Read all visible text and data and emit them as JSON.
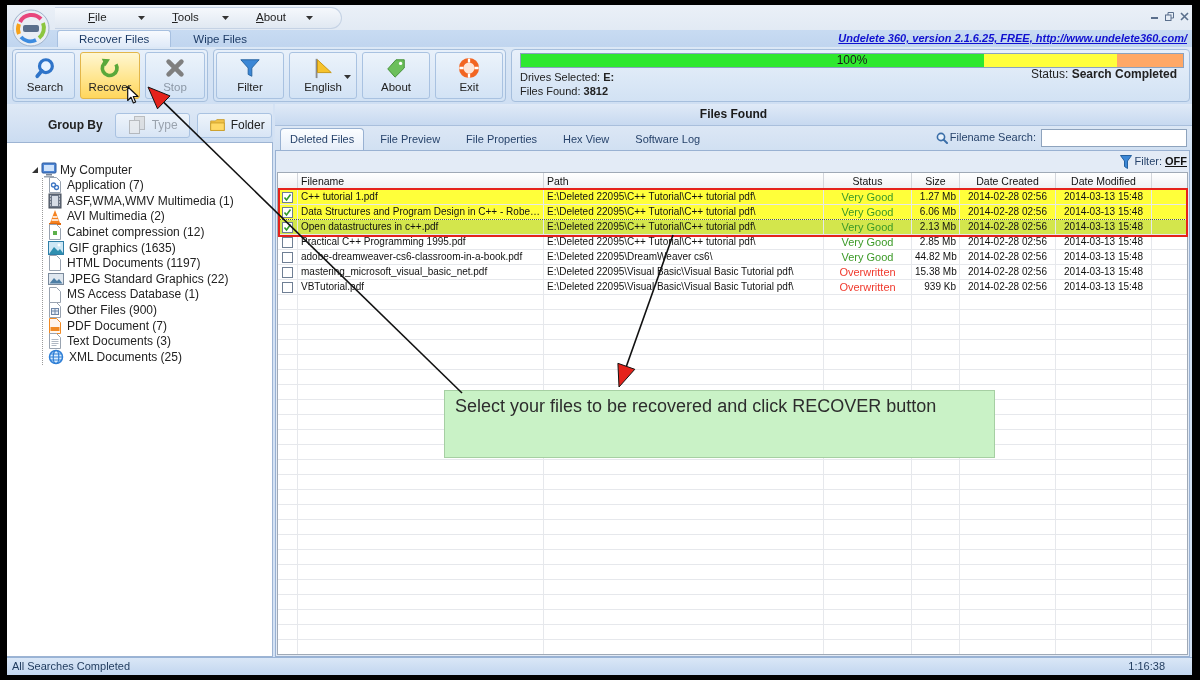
{
  "window": {
    "menus": [
      {
        "label": "File"
      },
      {
        "label": "Tools"
      },
      {
        "label": "About"
      }
    ],
    "tabs": [
      {
        "label": "Recover Files",
        "selected": true
      },
      {
        "label": "Wipe Files",
        "selected": false
      }
    ],
    "version_link": "Undelete 360, version 2.1.6.25, FREE, http://www.undelete360.com/"
  },
  "toolbar": {
    "groups": [
      {
        "buttons": [
          {
            "label": "Search",
            "kind": "search",
            "hovered": false,
            "disabled": false,
            "dropdown": false
          },
          {
            "label": "Recover",
            "kind": "recover",
            "hovered": true,
            "disabled": false,
            "dropdown": false
          },
          {
            "label": "Stop",
            "kind": "stop",
            "hovered": false,
            "disabled": true,
            "dropdown": false
          }
        ]
      },
      {
        "buttons": [
          {
            "label": "Filter",
            "kind": "filter",
            "hovered": false,
            "disabled": false,
            "dropdown": false
          },
          {
            "label": "English",
            "kind": "language",
            "hovered": false,
            "disabled": false,
            "dropdown": true
          },
          {
            "label": "About",
            "kind": "about",
            "hovered": false,
            "disabled": false,
            "dropdown": false
          },
          {
            "label": "Exit",
            "kind": "exit",
            "hovered": false,
            "disabled": false,
            "dropdown": false
          }
        ]
      }
    ]
  },
  "scan": {
    "progress": {
      "level": 1,
      "reading": "100%"
    },
    "drives": "Drives Selected: **E:**",
    "files_found": "Files Found: **3812**",
    "status": "Status: **Search Completed**"
  },
  "group_by": {
    "label": "Group By",
    "buttons": [
      {
        "label": "Type",
        "kind": "type",
        "disabled": true
      },
      {
        "label": "Folder",
        "kind": "folder",
        "disabled": false
      }
    ]
  },
  "tree": [
    {
      "label": "My Computer",
      "kind": "computer",
      "expanded": true,
      "children": [
        {
          "label": "Application (7)",
          "kind": "application"
        },
        {
          "label": "ASF,WMA,WMV Multimedia (1)",
          "kind": "media"
        },
        {
          "label": "AVI Multimedia (2)",
          "kind": "cone"
        },
        {
          "label": "Cabinet compression (12)",
          "kind": "archive"
        },
        {
          "label": "GIF graphics (1635)",
          "kind": "image"
        },
        {
          "label": "HTML Documents (1197)",
          "kind": "page"
        },
        {
          "label": "JPEG Standard Graphics (22)",
          "kind": "photo"
        },
        {
          "label": "MS Access Database (1)",
          "kind": "page"
        },
        {
          "label": "Other Files (900)",
          "kind": "grid"
        },
        {
          "label": "PDF Document (7)",
          "kind": "pdf"
        },
        {
          "label": "Text Documents (3)",
          "kind": "text"
        },
        {
          "label": "XML Documents (25)",
          "kind": "web"
        }
      ]
    }
  ],
  "files": {
    "title": "Files Found",
    "tabs": [
      {
        "label": "Deleted Files",
        "selected": true
      },
      {
        "label": "File Preview",
        "selected": false
      },
      {
        "label": "File Properties",
        "selected": false
      },
      {
        "label": "Hex View",
        "selected": false
      },
      {
        "label": "Software Log",
        "selected": false
      }
    ],
    "search_label": "Filename Search:",
    "filter_label": "Filter:",
    "filter_value": "OFF",
    "table": {
      "columns": [
        "Filename",
        "Path",
        "Status",
        "Size",
        "Date Created",
        "Date Modified"
      ],
      "rows": [
        {
          "checked": true,
          "selected": false,
          "filename": "C++ tutorial 1.pdf",
          "path": "E:\\Deleted 22095\\C++ Tutorial\\C++ tutorial pdf\\",
          "status": "Very Good",
          "color": "#3c9a28",
          "size": "1.27 Mb",
          "created": "2014-02-28 02:56",
          "modified": "2014-03-13 15:48"
        },
        {
          "checked": true,
          "selected": false,
          "filename": "Data Structures and Program Design in C++ - Robe…",
          "path": "E:\\Deleted 22095\\C++ Tutorial\\C++ tutorial pdf\\",
          "status": "Very Good",
          "color": "#3c9a28",
          "size": "6.06 Mb",
          "created": "2014-02-28 02:56",
          "modified": "2014-03-13 15:48"
        },
        {
          "checked": true,
          "selected": true,
          "filename": "Open datastructures in c++.pdf",
          "path": "E:\\Deleted 22095\\C++ Tutorial\\C++ tutorial pdf\\",
          "status": "Very Good",
          "color": "#3c9a28",
          "size": "2.13 Mb",
          "created": "2014-02-28 02:56",
          "modified": "2014-03-13 15:48"
        },
        {
          "checked": false,
          "selected": false,
          "filename": "Practical C++ Programming 1995.pdf",
          "path": "E:\\Deleted 22095\\C++ Tutorial\\C++ tutorial pdf\\",
          "status": "Very Good",
          "color": "#3c9a28",
          "size": "2.85 Mb",
          "created": "2014-02-28 02:56",
          "modified": "2014-03-13 15:48"
        },
        {
          "checked": false,
          "selected": false,
          "filename": "adobe-dreamweaver-cs6-classroom-in-a-book.pdf",
          "path": "E:\\Deleted 22095\\DreamWeaver cs6\\",
          "status": "Very Good",
          "color": "#3c9a28",
          "size": "44.82 Mb",
          "created": "2014-02-28 02:56",
          "modified": "2014-03-13 15:48"
        },
        {
          "checked": false,
          "selected": false,
          "filename": "mastering_microsoft_visual_basic_net.pdf",
          "path": "E:\\Deleted 22095\\Visual Basic\\Visual Basic Tutorial pdf\\",
          "status": "Overwritten",
          "color": "#f03a2e",
          "size": "15.38 Mb",
          "created": "2014-02-28 02:56",
          "modified": "2014-03-13 15:48"
        },
        {
          "checked": false,
          "selected": false,
          "filename": "VBTutorial.pdf",
          "path": "E:\\Deleted 22095\\Visual Basic\\Visual Basic Tutorial pdf\\",
          "status": "Overwritten",
          "color": "#f03a2e",
          "size": "939 Kb",
          "created": "2014-02-28 02:56",
          "modified": "2014-03-13 15:48"
        }
      ]
    }
  },
  "callout": {
    "text": "Select your files to be recovered and click RECOVER button"
  },
  "status_bar": {
    "message": "All Searches Completed",
    "time": "1:16:38"
  }
}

**Problem to solve**
The records above are to be reproduced exactly; the pictures are to be left out.

**Written solution**
Read all visible text and data and emit them as JSON.
{
  "window": {
    "menus": [
      {
        "label": "File"
      },
      {
        "label": "Tools"
      },
      {
        "label": "About"
      }
    ],
    "tabs": [
      {
        "label": "Recover Files",
        "selected": true
      },
      {
        "label": "Wipe Files",
        "selected": false
      }
    ],
    "version_link": "Undelete 360, version 2.1.6.25, FREE, http://www.undelete360.com/"
  },
  "toolbar": {
    "groups": [
      {
        "buttons": [
          {
            "label": "Search",
            "kind": "search",
            "hovered": false,
            "disabled": false,
            "dropdown": false
          },
          {
            "label": "Recover",
            "kind": "recover",
            "hovered": true,
            "disabled": false,
            "dropdown": false
          },
          {
            "label": "Stop",
            "kind": "stop",
            "hovered": false,
            "disabled": true,
            "dropdown": false
          }
        ]
      },
      {
        "buttons": [
          {
            "label": "Filter",
            "kind": "filter",
            "hovered": false,
            "disabled": false,
            "dropdown": false
          },
          {
            "label": "English",
            "kind": "language",
            "hovered": false,
            "disabled": false,
            "dropdown": true
          },
          {
            "label": "About",
            "kind": "about",
            "hovered": false,
            "disabled": false,
            "dropdown": false
          },
          {
            "label": "Exit",
            "kind": "exit",
            "hovered": false,
            "disabled": false,
            "dropdown": false
          }
        ]
      }
    ]
  },
  "scan": {
    "progress": {
      "level": 1,
      "reading": "100%"
    },
    "drives": "Drives Selected: **E:**",
    "files_found": "Files Found: **3812**",
    "status": "Status: **Search Completed**"
  },
  "group_by": {
    "label": "Group By",
    "buttons": [
      {
        "label": "Type",
        "kind": "type",
        "disabled": true
      },
      {
        "label": "Folder",
        "kind": "folder",
        "disabled": false
      }
    ]
  },
  "tree": [
    {
      "label": "My Computer",
      "kind": "computer",
      "expanded": true,
      "children": [
        {
          "label": "Application (7)",
          "kind": "application"
        },
        {
          "label": "ASF,WMA,WMV Multimedia (1)",
          "kind": "media"
        },
        {
          "label": "AVI Multimedia (2)",
          "kind": "cone"
        },
        {
          "label": "Cabinet compression (12)",
          "kind": "archive"
        },
        {
          "label": "GIF graphics (1635)",
          "kind": "image"
        },
        {
          "label": "HTML Documents (1197)",
          "kind": "page"
        },
        {
          "label": "JPEG Standard Graphics (22)",
          "kind": "photo"
        },
        {
          "label": "MS Access Database (1)",
          "kind": "page"
        },
        {
          "label": "Other Files (900)",
          "kind": "grid"
        },
        {
          "label": "PDF Document (7)",
          "kind": "pdf"
        },
        {
          "label": "Text Documents (3)",
          "kind": "text"
        },
        {
          "label": "XML Documents (25)",
          "kind": "web"
        }
      ]
    }
  ],
  "files": {
    "title": "Files Found",
    "tabs": [
      {
        "label": "Deleted Files",
        "selected": true
      },
      {
        "label": "File Preview",
        "selected": false
      },
      {
        "label": "File Properties",
        "selected": false
      },
      {
        "label": "Hex View",
        "selected": false
      },
      {
        "label": "Software Log",
        "selected": false
      }
    ],
    "search_label": "Filename Search:",
    "filter_label": "Filter:",
    "filter_value": "OFF",
    "table": {
      "columns": [
        "Filename",
        "Path",
        "Status",
        "Size",
        "Date Created",
        "Date Modified"
      ],
      "rows": [
        {
          "checked": true,
          "selected": false,
          "filename": "C++ tutorial 1.pdf",
          "path": "E:\\Deleted 22095\\C++ Tutorial\\C++ tutorial pdf\\",
          "status": "Very Good",
          "color": "#3c9a28",
          "size": "1.27 Mb",
          "created": "2014-02-28 02:56",
          "modified": "2014-03-13 15:48"
        },
        {
          "checked": true,
          "selected": false,
          "filename": "Data Structures and Program Design in C++ - Robe…",
          "path": "E:\\Deleted 22095\\C++ Tutorial\\C++ tutorial pdf\\",
          "status": "Very Good",
          "color": "#3c9a28",
          "size": "6.06 Mb",
          "created": "2014-02-28 02:56",
          "modified": "2014-03-13 15:48"
        },
        {
          "checked": true,
          "selected": true,
          "filename": "Open datastructures in c++.pdf",
          "path": "E:\\Deleted 22095\\C++ Tutorial\\C++ tutorial pdf\\",
          "status": "Very Good",
          "color": "#3c9a28",
          "size": "2.13 Mb",
          "created": "2014-02-28 02:56",
          "modified": "2014-03-13 15:48"
        },
        {
          "checked": false,
          "selected": false,
          "filename": "Practical C++ Programming 1995.pdf",
          "path": "E:\\Deleted 22095\\C++ Tutorial\\C++ tutorial pdf\\",
          "status": "Very Good",
          "color": "#3c9a28",
          "size": "2.85 Mb",
          "created": "2014-02-28 02:56",
          "modified": "2014-03-13 15:48"
        },
        {
          "checked": false,
          "selected": false,
          "filename": "adobe-dreamweaver-cs6-classroom-in-a-book.pdf",
          "path": "E:\\Deleted 22095\\DreamWeaver cs6\\",
          "status": "Very Good",
          "color": "#3c9a28",
          "size": "44.82 Mb",
          "created": "2014-02-28 02:56",
          "modified": "2014-03-13 15:48"
        },
        {
          "checked": false,
          "selected": false,
          "filename": "mastering_microsoft_visual_basic_net.pdf",
          "path": "E:\\Deleted 22095\\Visual Basic\\Visual Basic Tutorial pdf\\",
          "status": "Overwritten",
          "color": "#f03a2e",
          "size": "15.38 Mb",
          "created": "2014-02-28 02:56",
          "modified": "2014-03-13 15:48"
        },
        {
          "checked": false,
          "selected": false,
          "filename": "VBTutorial.pdf",
          "path": "E:\\Deleted 22095\\Visual Basic\\Visual Basic Tutorial pdf\\",
          "status": "Overwritten",
          "color": "#f03a2e",
          "size": "939 Kb",
          "created": "2014-02-28 02:56",
          "modified": "2014-03-13 15:48"
        }
      ]
    }
  },
  "callout": {
    "text": "Select your files to be recovered and click RECOVER button"
  },
  "status_bar": {
    "message": "All Searches Completed",
    "time": "1:16:38"
  }
}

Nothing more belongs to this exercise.